Recorded data:
┄┄┄┄┄┄┄┄┄┄

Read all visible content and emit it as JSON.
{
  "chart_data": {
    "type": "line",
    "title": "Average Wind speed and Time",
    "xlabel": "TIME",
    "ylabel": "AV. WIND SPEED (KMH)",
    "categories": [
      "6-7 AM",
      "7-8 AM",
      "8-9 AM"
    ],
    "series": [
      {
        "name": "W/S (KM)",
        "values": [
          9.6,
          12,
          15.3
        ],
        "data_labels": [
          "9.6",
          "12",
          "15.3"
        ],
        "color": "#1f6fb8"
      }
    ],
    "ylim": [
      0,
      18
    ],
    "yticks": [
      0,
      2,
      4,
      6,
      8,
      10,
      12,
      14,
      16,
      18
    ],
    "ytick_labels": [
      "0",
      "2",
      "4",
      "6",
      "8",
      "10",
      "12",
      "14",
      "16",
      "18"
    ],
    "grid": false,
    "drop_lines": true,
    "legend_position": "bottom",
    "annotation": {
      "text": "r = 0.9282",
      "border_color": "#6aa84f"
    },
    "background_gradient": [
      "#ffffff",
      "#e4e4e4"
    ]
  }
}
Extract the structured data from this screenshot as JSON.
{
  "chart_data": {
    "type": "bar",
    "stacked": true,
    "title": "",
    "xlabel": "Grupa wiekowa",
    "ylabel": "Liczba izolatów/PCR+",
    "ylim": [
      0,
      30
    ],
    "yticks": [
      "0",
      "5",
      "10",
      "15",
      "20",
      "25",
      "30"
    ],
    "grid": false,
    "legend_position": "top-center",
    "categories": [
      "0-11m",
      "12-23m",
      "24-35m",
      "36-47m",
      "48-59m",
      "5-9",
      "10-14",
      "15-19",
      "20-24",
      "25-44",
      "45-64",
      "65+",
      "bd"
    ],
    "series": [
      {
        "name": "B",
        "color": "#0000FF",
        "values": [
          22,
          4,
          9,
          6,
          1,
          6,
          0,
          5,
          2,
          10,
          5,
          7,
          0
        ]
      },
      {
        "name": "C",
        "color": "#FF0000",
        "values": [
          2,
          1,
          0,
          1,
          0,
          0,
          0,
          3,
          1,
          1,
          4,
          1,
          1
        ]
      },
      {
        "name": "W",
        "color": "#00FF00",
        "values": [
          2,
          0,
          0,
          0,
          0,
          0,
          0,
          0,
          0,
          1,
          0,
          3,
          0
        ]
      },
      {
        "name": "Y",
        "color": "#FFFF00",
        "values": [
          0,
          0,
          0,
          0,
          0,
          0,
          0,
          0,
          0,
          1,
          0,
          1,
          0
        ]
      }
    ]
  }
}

┄┄┄┄┄┄┄┄┄┄

Copy out each line of the entries that holds "ylabel".

    "ylabel": "AV. WIND SPEED (KMH)",
    "ylabel": "Liczba izolatów/PCR+",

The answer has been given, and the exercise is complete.